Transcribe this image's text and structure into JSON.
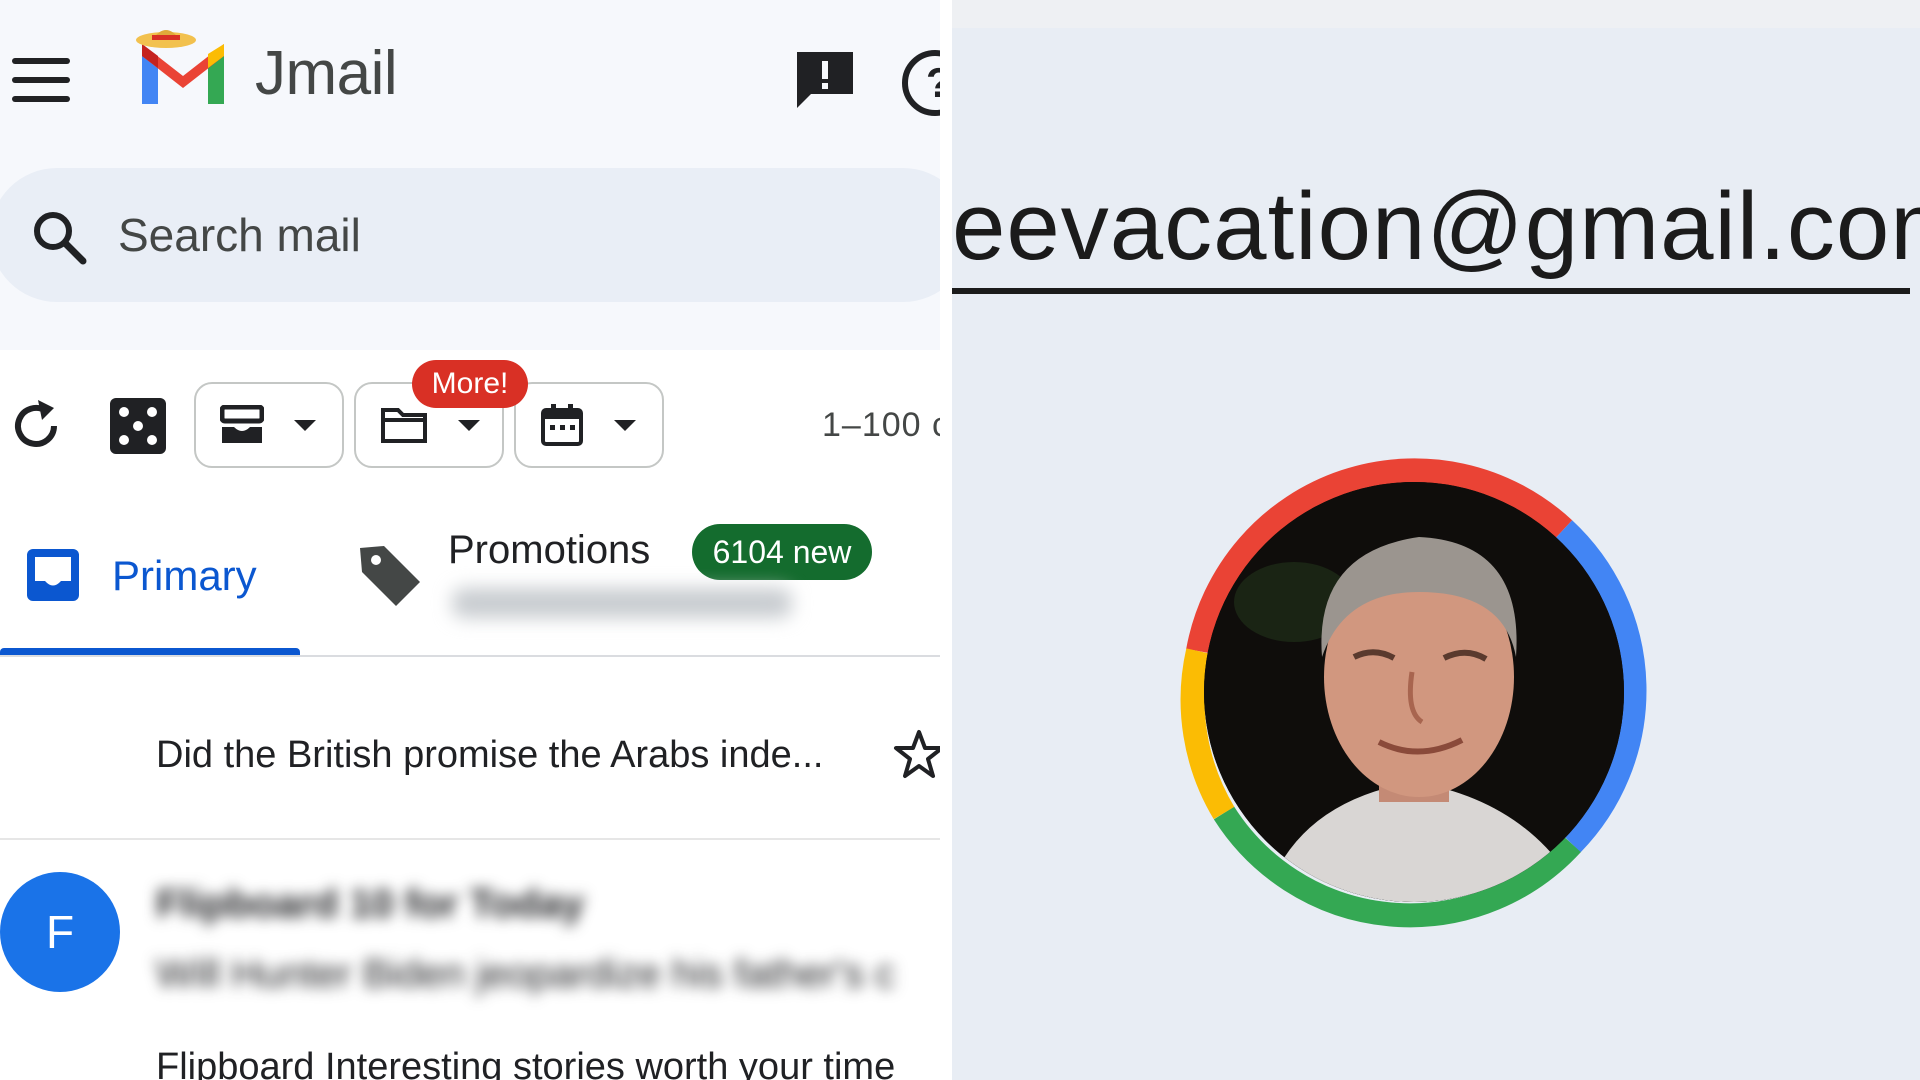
{
  "app": {
    "title": "Jmail",
    "logo_icon": "mail-logo-icon"
  },
  "header": {
    "feedback_icon": "feedback-icon",
    "help_icon": "help-icon",
    "help_glyph": "?"
  },
  "search": {
    "placeholder": "Search mail"
  },
  "toolbar": {
    "more_badge": "More!",
    "page_range": "1–100 c",
    "buttons": [
      "archive-dropdown",
      "folder-dropdown",
      "calendar-dropdown"
    ]
  },
  "tabs": {
    "primary": "Primary",
    "promotions": "Promotions",
    "promotions_badge": "6104 new"
  },
  "messages": [
    {
      "subject": "Did the British promise the Arabs inde..."
    },
    {
      "avatar_letter": "F",
      "sender": "Flipboard 10 for Today",
      "subject": "Will Hunter Biden jeopardize his father's c",
      "snippet": "Flipboard Interesting stories worth your time"
    }
  ],
  "account": {
    "email": "eevacation@gmail.com"
  },
  "colors": {
    "google_red": "#ea4335",
    "google_blue": "#4285f4",
    "google_yellow": "#fbbc04",
    "google_green": "#34a853",
    "primary_blue": "#0b57d0",
    "badge_green": "#146c2e",
    "badge_red": "#d93025"
  }
}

_What to produce_
Find and copy every line in the entries above where the string "Flipboard" occurs.

_Problem solution_
      "sender": "Flipboard 10 for Today",
      "snippet": "Flipboard Interesting stories worth your time"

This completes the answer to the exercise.